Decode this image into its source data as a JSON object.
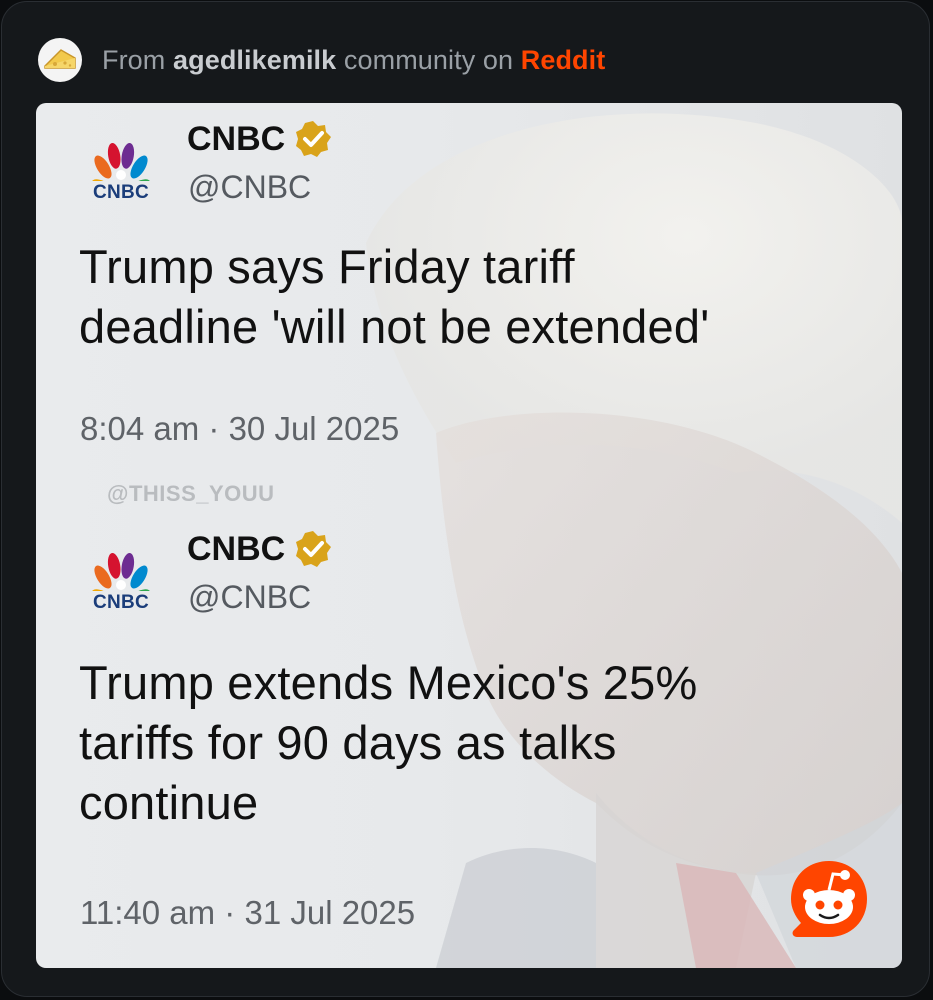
{
  "header": {
    "prefix": "From ",
    "community": "agedlikemilk",
    "middle": " community on ",
    "platform": "Reddit",
    "avatar_icon": "cheese-icon"
  },
  "tweets": [
    {
      "logo_word": "CNBC",
      "name": "CNBC",
      "handle": "@CNBC",
      "text": "Trump says Friday tariff\ndeadline 'will not be extended'",
      "time": "8:04 am · 30 Jul 2025"
    },
    {
      "logo_word": "CNBC",
      "name": "CNBC",
      "handle": "@CNBC",
      "text": "Trump extends Mexico's 25%\ntariffs for 90 days as talks\ncontinue",
      "time": "11:40 am · 31 Jul 2025"
    }
  ],
  "watermark": "@THISS_YOUU",
  "colors": {
    "reddit": "#ff4500",
    "verified": "#d9a31a",
    "background": "#15181b"
  }
}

TASK OBJECTIVE —
Transcribe every entry word for word, but skip the pictures.

TASK RESPONSE —
Decode this image into its source data as a JSON object.
{
  "header": {
    "prefix": "From ",
    "community": "agedlikemilk",
    "middle": " community on ",
    "platform": "Reddit",
    "avatar_icon": "cheese-icon"
  },
  "tweets": [
    {
      "logo_word": "CNBC",
      "name": "CNBC",
      "handle": "@CNBC",
      "text": "Trump says Friday tariff\ndeadline 'will not be extended'",
      "time": "8:04 am · 30 Jul 2025"
    },
    {
      "logo_word": "CNBC",
      "name": "CNBC",
      "handle": "@CNBC",
      "text": "Trump extends Mexico's 25%\ntariffs for 90 days as talks\ncontinue",
      "time": "11:40 am · 31 Jul 2025"
    }
  ],
  "watermark": "@THISS_YOUU",
  "colors": {
    "reddit": "#ff4500",
    "verified": "#d9a31a",
    "background": "#15181b"
  }
}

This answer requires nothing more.